### CHALLENGE
Sort through the entries below and pull out lines containing the word "Bellevue".

*** INPUT MATERIAL

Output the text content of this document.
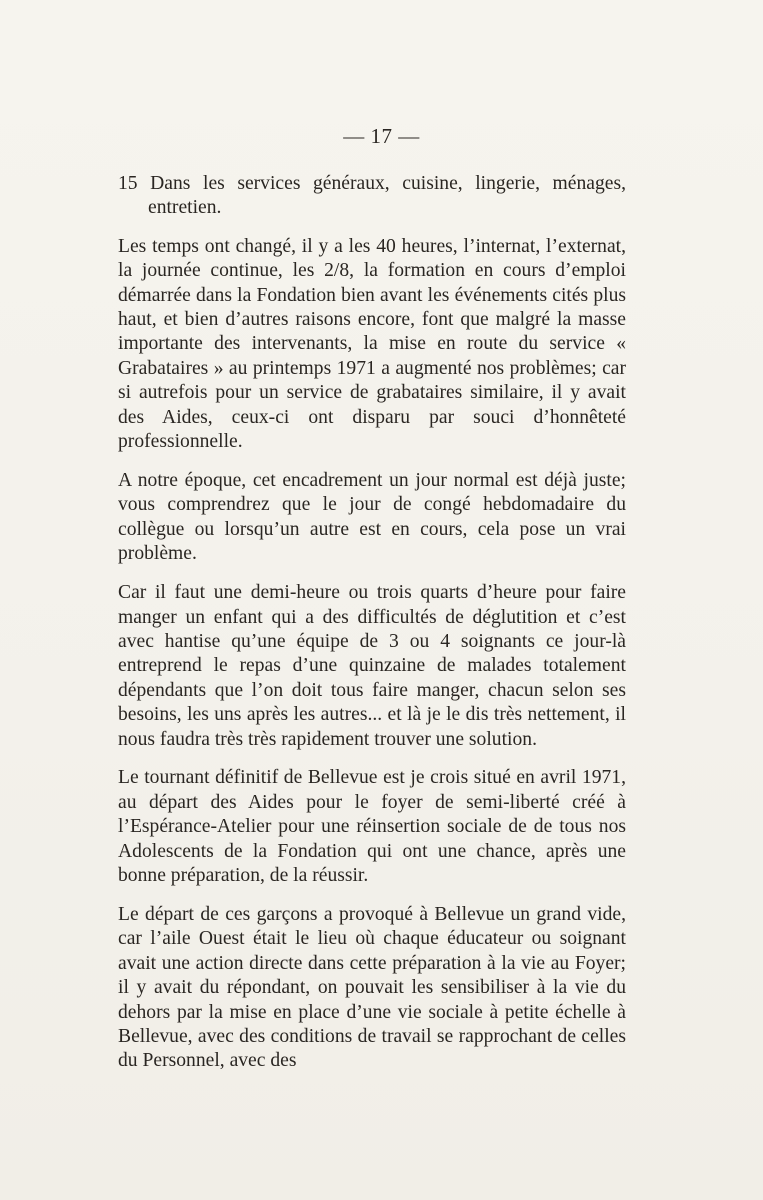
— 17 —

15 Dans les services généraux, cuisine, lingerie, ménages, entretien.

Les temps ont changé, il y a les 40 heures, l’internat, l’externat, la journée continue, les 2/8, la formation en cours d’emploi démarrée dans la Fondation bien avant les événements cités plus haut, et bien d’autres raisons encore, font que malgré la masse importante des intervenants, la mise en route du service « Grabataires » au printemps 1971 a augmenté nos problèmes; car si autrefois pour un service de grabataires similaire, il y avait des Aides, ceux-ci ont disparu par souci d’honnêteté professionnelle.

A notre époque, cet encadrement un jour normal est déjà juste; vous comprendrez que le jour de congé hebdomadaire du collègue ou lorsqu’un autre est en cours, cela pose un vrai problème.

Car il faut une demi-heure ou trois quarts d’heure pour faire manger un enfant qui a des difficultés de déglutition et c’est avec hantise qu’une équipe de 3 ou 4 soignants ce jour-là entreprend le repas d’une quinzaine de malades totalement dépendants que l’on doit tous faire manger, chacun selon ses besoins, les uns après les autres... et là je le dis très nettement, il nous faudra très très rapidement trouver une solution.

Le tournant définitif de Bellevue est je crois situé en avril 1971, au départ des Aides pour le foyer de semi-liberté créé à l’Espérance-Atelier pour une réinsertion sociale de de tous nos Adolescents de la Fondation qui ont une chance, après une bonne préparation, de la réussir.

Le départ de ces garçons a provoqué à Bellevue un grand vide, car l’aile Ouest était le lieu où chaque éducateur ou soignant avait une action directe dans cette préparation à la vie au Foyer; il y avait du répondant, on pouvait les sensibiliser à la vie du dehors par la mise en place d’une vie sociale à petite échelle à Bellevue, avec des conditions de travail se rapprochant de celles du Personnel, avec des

******
*** INPUT MATERIAL

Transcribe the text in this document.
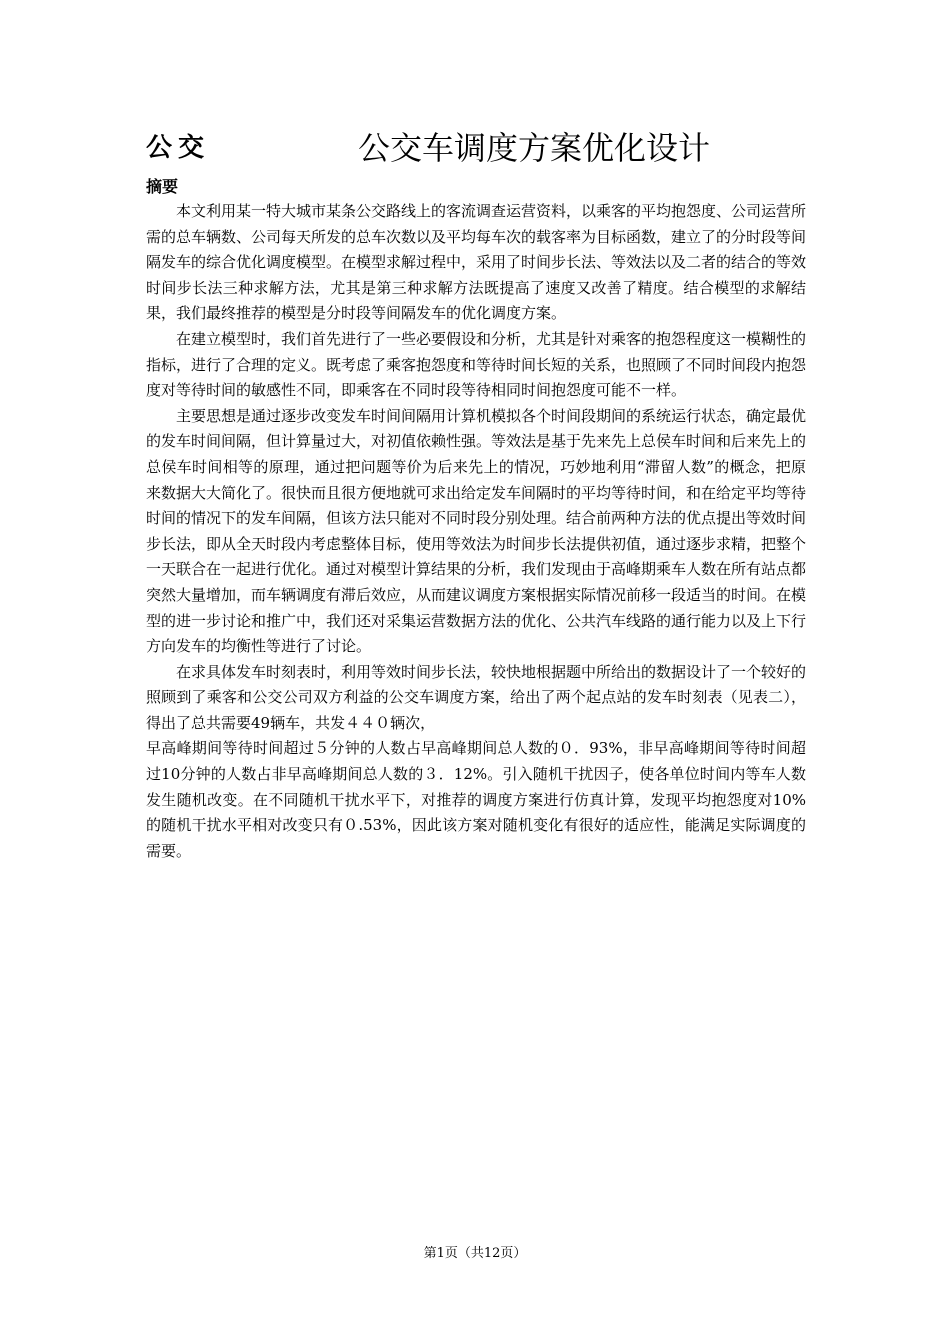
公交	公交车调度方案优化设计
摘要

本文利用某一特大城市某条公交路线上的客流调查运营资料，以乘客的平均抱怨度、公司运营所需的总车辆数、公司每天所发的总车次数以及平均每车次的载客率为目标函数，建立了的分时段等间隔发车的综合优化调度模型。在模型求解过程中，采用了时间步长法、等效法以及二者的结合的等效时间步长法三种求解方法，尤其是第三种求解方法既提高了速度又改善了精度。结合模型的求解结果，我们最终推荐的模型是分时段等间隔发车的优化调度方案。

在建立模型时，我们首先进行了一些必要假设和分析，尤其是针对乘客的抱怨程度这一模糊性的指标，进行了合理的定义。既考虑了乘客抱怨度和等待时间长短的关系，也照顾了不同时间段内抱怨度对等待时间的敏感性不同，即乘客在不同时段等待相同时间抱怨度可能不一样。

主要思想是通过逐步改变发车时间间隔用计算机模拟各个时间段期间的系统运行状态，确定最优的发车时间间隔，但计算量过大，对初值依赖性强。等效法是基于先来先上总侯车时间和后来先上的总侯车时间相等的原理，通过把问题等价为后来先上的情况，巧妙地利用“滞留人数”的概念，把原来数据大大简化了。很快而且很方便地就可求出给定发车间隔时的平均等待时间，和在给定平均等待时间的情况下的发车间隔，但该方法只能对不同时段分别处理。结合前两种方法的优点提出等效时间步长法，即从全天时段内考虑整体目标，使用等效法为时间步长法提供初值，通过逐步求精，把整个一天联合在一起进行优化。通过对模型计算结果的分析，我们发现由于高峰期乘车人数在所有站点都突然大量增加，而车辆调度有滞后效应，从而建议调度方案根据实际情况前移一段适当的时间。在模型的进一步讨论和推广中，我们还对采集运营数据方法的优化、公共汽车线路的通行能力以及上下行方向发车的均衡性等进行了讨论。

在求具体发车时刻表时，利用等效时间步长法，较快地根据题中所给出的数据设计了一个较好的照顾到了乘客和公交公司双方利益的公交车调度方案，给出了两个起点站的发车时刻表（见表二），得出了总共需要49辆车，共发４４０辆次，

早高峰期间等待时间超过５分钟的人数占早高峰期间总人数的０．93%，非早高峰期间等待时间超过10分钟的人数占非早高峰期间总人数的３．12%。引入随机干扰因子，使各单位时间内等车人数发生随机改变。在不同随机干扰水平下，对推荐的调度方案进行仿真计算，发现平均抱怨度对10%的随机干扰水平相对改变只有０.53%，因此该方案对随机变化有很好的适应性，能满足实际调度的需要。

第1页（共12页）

******

### THE REPLY
Le tournant définitif de Bellevue est je crois situé en avril 1971, au départ des Aides pour le foyer de semi-liberté créé à l’Espérance-Atelier pour une réinsertion sociale de de tous nos Adolescents de la Fondation qui ont une chance, après une bonne préparation, de la réussir.
Le départ de ces garçons a provoqué à Bellevue un grand vide, car l’aile Ouest était le lieu où chaque éducateur ou soignant avait une action directe dans cette préparation à la vie au Foyer; il y avait du répondant, on pouvait les sensibiliser à la vie du dehors par la mise en place d’une vie sociale à petite échelle à Bellevue, avec des conditions de travail se rapprochant de celles du Personnel, avec des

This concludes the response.